== Stored entries ==
###
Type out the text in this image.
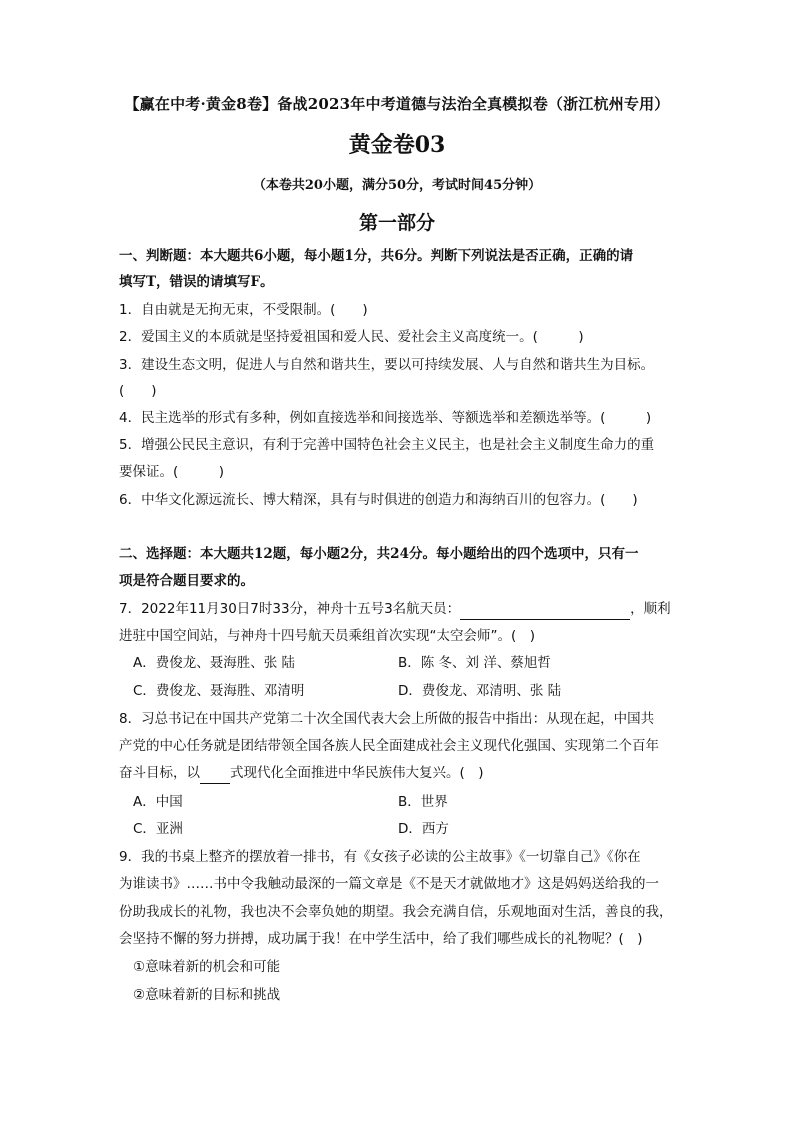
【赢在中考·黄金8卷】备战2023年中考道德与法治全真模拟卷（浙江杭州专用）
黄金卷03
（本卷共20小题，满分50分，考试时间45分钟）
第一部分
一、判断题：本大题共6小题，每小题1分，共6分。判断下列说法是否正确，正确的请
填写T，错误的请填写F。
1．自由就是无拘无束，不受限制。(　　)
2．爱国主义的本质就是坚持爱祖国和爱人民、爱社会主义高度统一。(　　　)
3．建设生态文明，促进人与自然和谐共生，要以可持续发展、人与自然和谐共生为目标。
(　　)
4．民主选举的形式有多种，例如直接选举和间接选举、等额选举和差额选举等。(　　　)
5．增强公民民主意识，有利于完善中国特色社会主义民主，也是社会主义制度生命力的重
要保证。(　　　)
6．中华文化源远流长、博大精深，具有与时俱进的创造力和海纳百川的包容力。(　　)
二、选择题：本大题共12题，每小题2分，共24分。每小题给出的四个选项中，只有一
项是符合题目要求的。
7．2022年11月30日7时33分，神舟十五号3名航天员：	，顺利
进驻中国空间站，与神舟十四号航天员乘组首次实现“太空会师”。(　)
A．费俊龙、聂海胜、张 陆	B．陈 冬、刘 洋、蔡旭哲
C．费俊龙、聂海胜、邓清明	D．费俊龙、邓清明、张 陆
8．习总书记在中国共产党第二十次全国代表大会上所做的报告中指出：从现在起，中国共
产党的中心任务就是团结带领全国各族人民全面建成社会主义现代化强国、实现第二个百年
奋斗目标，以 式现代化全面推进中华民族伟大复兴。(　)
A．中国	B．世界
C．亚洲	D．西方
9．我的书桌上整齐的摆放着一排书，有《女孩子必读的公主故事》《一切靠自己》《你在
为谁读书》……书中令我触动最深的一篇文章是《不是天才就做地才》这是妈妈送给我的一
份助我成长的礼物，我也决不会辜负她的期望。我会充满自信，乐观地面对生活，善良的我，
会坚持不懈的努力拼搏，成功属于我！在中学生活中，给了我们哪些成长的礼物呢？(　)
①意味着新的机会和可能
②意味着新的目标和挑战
###
== Objective ==
Without the pictures, restate all the entries above exactly.

== The answer ==
Type out the text in this image.
【赢在中考·黄金8卷】备战2023年中考道德与法治全真模拟卷（浙江杭州专用）
黄金卷03
（本卷共20小题，满分50分，考试时间45分钟）
第一部分
一、判断题：本大题共6小题，每小题1分，共6分。判断下列说法是否正确，正确的请
填写T，错误的请填写F。
1．自由就是无拘无束，不受限制。(　　)
2．爱国主义的本质就是坚持爱祖国和爱人民、爱社会主义高度统一。(　　　)
3．建设生态文明，促进人与自然和谐共生，要以可持续发展、人与自然和谐共生为目标。
(　　)
4．民主选举的形式有多种，例如直接选举和间接选举、等额选举和差额选举等。(　　　)
5．增强公民民主意识，有利于完善中国特色社会主义民主，也是社会主义制度生命力的重
要保证。(　　　)
6．中华文化源远流长、博大精深，具有与时俱进的创造力和海纳百川的包容力。(　　)
二、选择题：本大题共12题，每小题2分，共24分。每小题给出的四个选项中，只有一
项是符合题目要求的。
7．2022年11月30日7时33分，神舟十五号3名航天员：	，顺利
进驻中国空间站，与神舟十四号航天员乘组首次实现“太空会师”。(　)
A．费俊龙、聂海胜、张 陆	B．陈 冬、刘 洋、蔡旭哲
C．费俊龙、聂海胜、邓清明	D．费俊龙、邓清明、张 陆
8．习总书记在中国共产党第二十次全国代表大会上所做的报告中指出：从现在起，中国共
产党的中心任务就是团结带领全国各族人民全面建成社会主义现代化强国、实现第二个百年
奋斗目标，以 式现代化全面推进中华民族伟大复兴。(　)
A．中国	B．世界
C．亚洲	D．西方
9．我的书桌上整齐的摆放着一排书，有《女孩子必读的公主故事》《一切靠自己》《你在
为谁读书》……书中令我触动最深的一篇文章是《不是天才就做地才》这是妈妈送给我的一
份助我成长的礼物，我也决不会辜负她的期望。我会充满自信，乐观地面对生活，善良的我，
会坚持不懈的努力拼搏，成功属于我！在中学生活中，给了我们哪些成长的礼物呢？(　)
①意味着新的机会和可能
②意味着新的目标和挑战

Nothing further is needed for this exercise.